(Collected data)
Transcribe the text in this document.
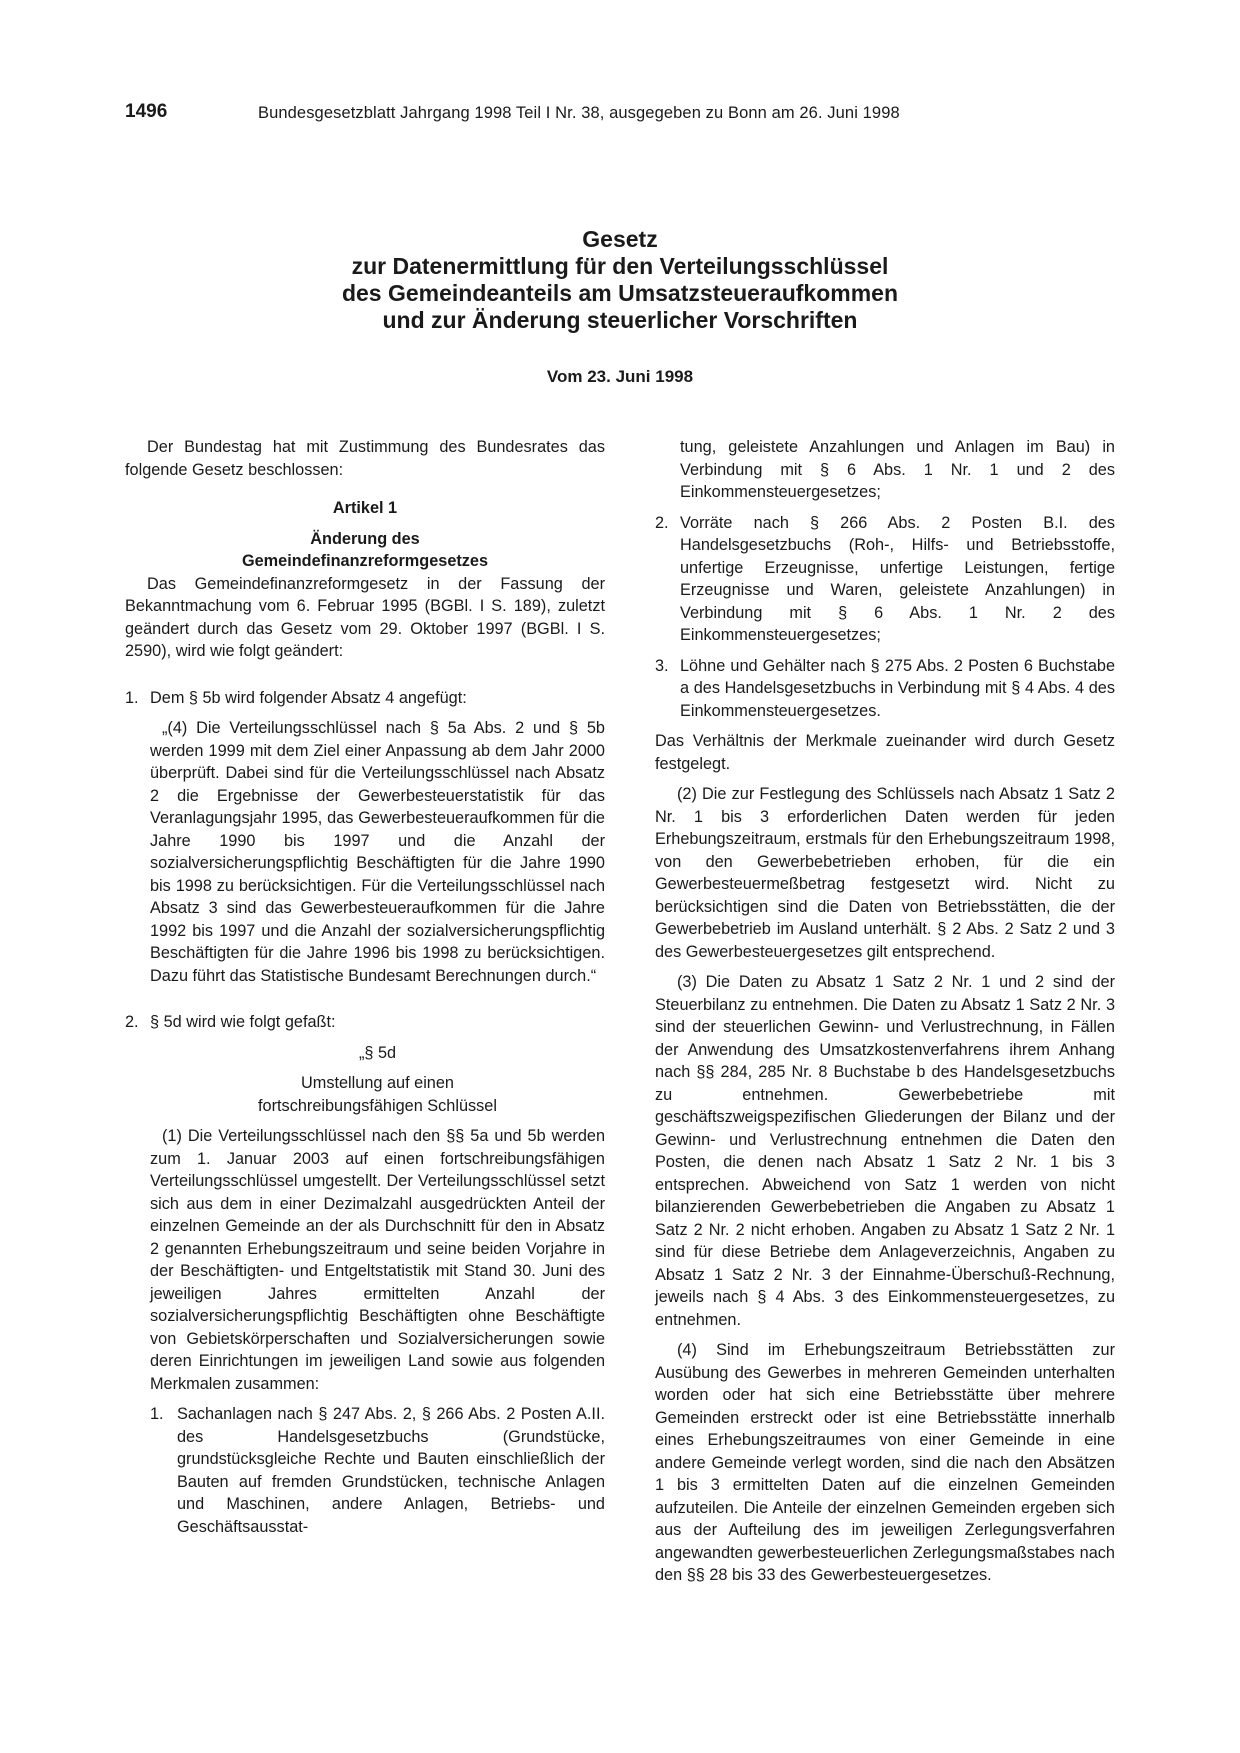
1496	Bundesgesetzblatt Jahrgang 1998 Teil I Nr. 38, ausgegeben zu Bonn am 26. Juni 1998
Gesetz
zur Datenermittlung für den Verteilungsschlüssel
des Gemeindeanteils am Umsatzsteueraufkommen
und zur Änderung steuerlicher Vorschriften
Vom 23. Juni 1998

Der Bundestag hat mit Zustimmung des Bundesrates das folgende Gesetz beschlossen:

Artikel 1

Änderung des

Gemeindefinanzreformgesetzes

Das Gemeindefinanzreformgesetz in der Fassung der Bekanntmachung vom 6. Februar 1995 (BGBl. I S. 189), zuletzt geändert durch das Gesetz vom 29. Oktober 1997 (BGBl. I S. 2590), wird wie folgt geändert:

1. Dem § 5b wird folgender Absatz 4 angefügt:

„(4) Die Verteilungsschlüssel nach § 5a Abs. 2 und § 5b werden 1999 mit dem Ziel einer Anpassung ab dem Jahr 2000 überprüft. Dabei sind für die Verteilungsschlüssel nach Absatz 2 die Ergebnisse der Gewerbesteuerstatistik für das Veranlagungsjahr 1995, das Gewerbesteueraufkommen für die Jahre 1990 bis 1997 und die Anzahl der sozialversicherungspflichtig Beschäftigten für die Jahre 1990 bis 1998 zu berücksichtigen. Für die Verteilungsschlüssel nach Absatz 3 sind das Gewerbesteueraufkommen für die Jahre 1992 bis 1997 und die Anzahl der sozialversicherungspflichtig Beschäftigten für die Jahre 1996 bis 1998 zu berücksichtigen. Dazu führt das Statistische Bundesamt Berechnungen durch.“

2. § 5d wird wie folgt gefaßt:

„§ 5d

Umstellung auf einen

fortschreibungsfähigen Schlüssel

(1) Die Verteilungsschlüssel nach den §§ 5a und 5b werden zum 1. Januar 2003 auf einen fortschreibungsfähigen Verteilungsschlüssel umgestellt. Der Verteilungsschlüssel setzt sich aus dem in einer Dezimalzahl ausgedrückten Anteil der einzelnen Gemeinde an der als Durchschnitt für den in Absatz 2 genannten Erhebungszeitraum und seine beiden Vorjahre in der Beschäftigten- und Entgeltstatistik mit Stand 30. Juni des jeweiligen Jahres ermittelten Anzahl der sozialversicherungspflichtig Beschäftigten ohne Beschäftigte von Gebietskörperschaften und Sozialversicherungen sowie deren Einrichtungen im jeweiligen Land sowie aus folgenden Merkmalen zusammen:

1. Sachanlagen nach § 247 Abs. 2, § 266 Abs. 2 Posten A.II. des Handelsgesetzbuchs (Grundstücke, grundstücksgleiche Rechte und Bauten einschließlich der Bauten auf fremden Grundstücken, technische Anlagen und Maschinen, andere Anlagen, Betriebs- und Geschäftsausstat-

tung, geleistete Anzahlungen und Anlagen im Bau) in Verbindung mit § 6 Abs. 1 Nr. 1 und 2 des Einkommensteuergesetzes;

2. Vorräte nach § 266 Abs. 2 Posten B.I. des Handelsgesetzbuchs (Roh-, Hilfs- und Betriebsstoffe, unfertige Erzeugnisse, unfertige Leistungen, fertige Erzeugnisse und Waren, geleistete Anzahlungen) in Verbindung mit § 6 Abs. 1 Nr. 2 des Einkommensteuergesetzes;
3. Löhne und Gehälter nach § 275 Abs. 2 Posten 6 Buchstabe a des Handelsgesetzbuchs in Verbindung mit § 4 Abs. 4 des Einkommensteuergesetzes.

Das Verhältnis der Merkmale zueinander wird durch Gesetz festgelegt.

(2) Die zur Festlegung des Schlüssels nach Absatz 1 Satz 2 Nr. 1 bis 3 erforderlichen Daten werden für jeden Erhebungszeitraum, erstmals für den Erhebungszeitraum 1998, von den Gewerbebetrieben erhoben, für die ein Gewerbesteuermeßbetrag festgesetzt wird. Nicht zu berücksichtigen sind die Daten von Betriebsstätten, die der Gewerbebetrieb im Ausland unterhält. § 2 Abs. 2 Satz 2 und 3 des Gewerbesteuergesetzes gilt entsprechend.

(3) Die Daten zu Absatz 1 Satz 2 Nr. 1 und 2 sind der Steuerbilanz zu entnehmen. Die Daten zu Absatz 1 Satz 2 Nr. 3 sind der steuerlichen Gewinn- und Verlustrechnung, in Fällen der Anwendung des Umsatzkostenverfahrens ihrem Anhang nach §§ 284, 285 Nr. 8 Buchstabe b des Handelsgesetzbuchs zu entnehmen. Gewerbebetriebe mit geschäftszweigspezifischen Gliederungen der Bilanz und der Gewinn- und Verlustrechnung entnehmen die Daten den Posten, die denen nach Absatz 1 Satz 2 Nr. 1 bis 3 entsprechen. Abweichend von Satz 1 werden von nicht bilanzierenden Gewerbebetrieben die Angaben zu Absatz 1 Satz 2 Nr. 2 nicht erhoben. Angaben zu Absatz 1 Satz 2 Nr. 1 sind für diese Betriebe dem Anlageverzeichnis, Angaben zu Absatz 1 Satz 2 Nr. 3 der Einnahme-Überschuß-Rechnung, jeweils nach § 4 Abs. 3 des Einkommensteuergesetzes, zu entnehmen.

(4) Sind im Erhebungszeitraum Betriebsstätten zur Ausübung des Gewerbes in mehreren Gemeinden unterhalten worden oder hat sich eine Betriebsstätte über mehrere Gemeinden erstreckt oder ist eine Betriebsstätte innerhalb eines Erhebungszeitraumes von einer Gemeinde in eine andere Gemeinde verlegt worden, sind die nach den Absätzen 1 bis 3 ermittelten Daten auf die einzelnen Gemeinden aufzuteilen. Die Anteile der einzelnen Gemeinden ergeben sich aus der Aufteilung des im jeweiligen Zerlegungsverfahren angewandten gewerbesteuerlichen Zerlegungsmaßstabes nach den §§ 28 bis 33 des Gewerbesteuergesetzes.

▶ _Exercise task_
Pull out all lines from the listing that contain the string "Anlagen".

▶ _Reply_
1. Sachanlagen nach § 247 Abs. 2, § 266 Abs. 2 Posten A.II. des Handelsgesetzbuchs (Grundstücke, grundstücksgleiche Rechte und Bauten einschließlich der Bauten auf fremden Grundstücken, technische Anlagen und Maschinen, andere Anlagen, Betriebs- und Geschäftsausstat-
tung, geleistete Anzahlungen und Anlagen im Bau) in Verbindung mit § 6 Abs. 1 Nr. 1 und 2 des Einkommensteuergesetzes;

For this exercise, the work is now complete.